* TASK DETAILS *
The records should be repeated word for word, pictures excluded.

########################################

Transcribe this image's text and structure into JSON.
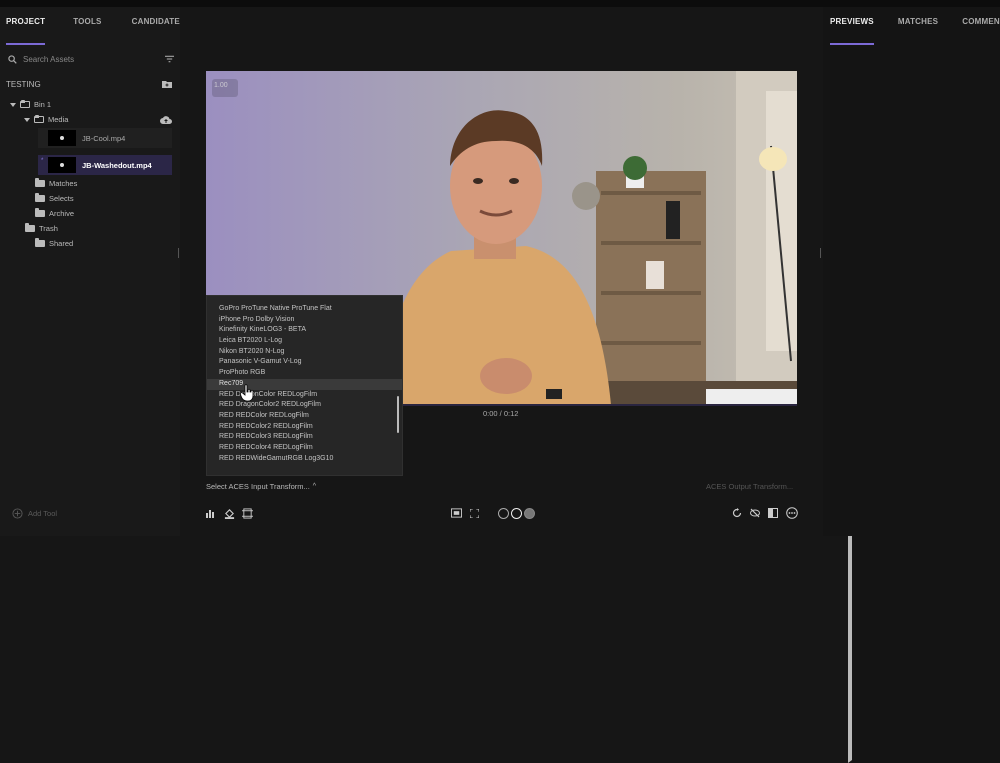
{
  "left_tabs": [
    "PROJECT",
    "TOOLS",
    "CANDIDATES"
  ],
  "right_tabs": [
    "PREVIEWS",
    "MATCHES",
    "COMMENTS"
  ],
  "search": {
    "placeholder": "Search Assets"
  },
  "project": {
    "name": "TESTING",
    "bin": "Bin 1",
    "media_folder": "Media",
    "clips": [
      "JB-Cool.mp4",
      "JB-Washedout.mp4"
    ],
    "folders": [
      "Matches",
      "Selects",
      "Archive",
      "Trash",
      "Shared"
    ]
  },
  "viewer": {
    "zoom_badge": "1.00",
    "timecode": "0:00 / 0:12"
  },
  "dropdown_options": [
    "GoPro ProTune Native ProTune Flat",
    "iPhone Pro Dolby Vision",
    "Kinefinity KineLOG3 - BETA",
    "Leica BT2020 L-Log",
    "Nikon BT2020 N-Log",
    "Panasonic V-Gamut V-Log",
    "ProPhoto RGB",
    "Rec709",
    "RED DragonColor REDLogFilm",
    "RED DragonColor2 REDLogFilm",
    "RED REDColor REDLogFilm",
    "RED REDColor2 REDLogFilm",
    "RED REDColor3 REDLogFilm",
    "RED REDColor4 REDLogFilm",
    "RED REDWideGamutRGB Log3G10"
  ],
  "dropdown_highlighted": "Rec709",
  "bottom": {
    "input_transform": "Select ACES Input Transform...",
    "output_transform": "ACES Output Transform...",
    "add_tool": "Add Tool"
  },
  "colors": {
    "accent": "#7c6ad6",
    "selected_clip_bg": "#2b2647"
  }
}
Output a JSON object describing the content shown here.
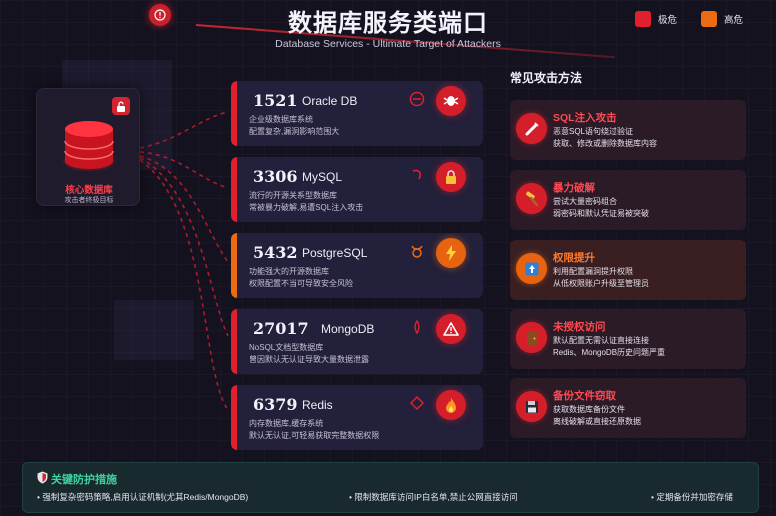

########################################

* RESULT OF THIS EXERCISE *
Transcribe this image's text and structure into JSON.
{
  "left_tabs": [
    "PROJECT",
    "TOOLS",
    "CANDIDATES"
  ],
  "right_tabs": [
    "PREVIEWS",
    "MATCHES",
    "COMMENTS"
  ],
  "search": {
    "placeholder": "Search Assets"
  },
  "project": {
    "name": "TESTING",
    "bin": "Bin 1",
    "media_folder": "Media",
    "clips": [
      "JB-Cool.mp4",
      "JB-Washedout.mp4"
    ],
    "folders": [
      "Matches",
      "Selects",
      "Archive",
      "Trash",
      "Shared"
    ]
  },
  "viewer": {
    "zoom_badge": "1.00",
    "timecode": "0:00 / 0:12"
  },
  "dropdown_options": [
    "GoPro ProTune Native ProTune Flat",
    "iPhone Pro Dolby Vision",
    "Kinefinity KineLOG3 - BETA",
    "Leica BT2020 L-Log",
    "Nikon BT2020 N-Log",
    "Panasonic V-Gamut V-Log",
    "ProPhoto RGB",
    "Rec709",
    "RED DragonColor REDLogFilm",
    "RED DragonColor2 REDLogFilm",
    "RED REDColor REDLogFilm",
    "RED REDColor2 REDLogFilm",
    "RED REDColor3 REDLogFilm",
    "RED REDColor4 REDLogFilm",
    "RED REDWideGamutRGB Log3G10"
  ],
  "dropdown_highlighted": "Rec709",
  "bottom": {
    "input_transform": "Select ACES Input Transform...",
    "output_transform": "ACES Output Transform...",
    "add_tool": "Add Tool"
  },
  "colors": {
    "accent": "#7c6ad6",
    "selected_clip_bg": "#2b2647"
  }
}
Output a JSON object describing the content shown here.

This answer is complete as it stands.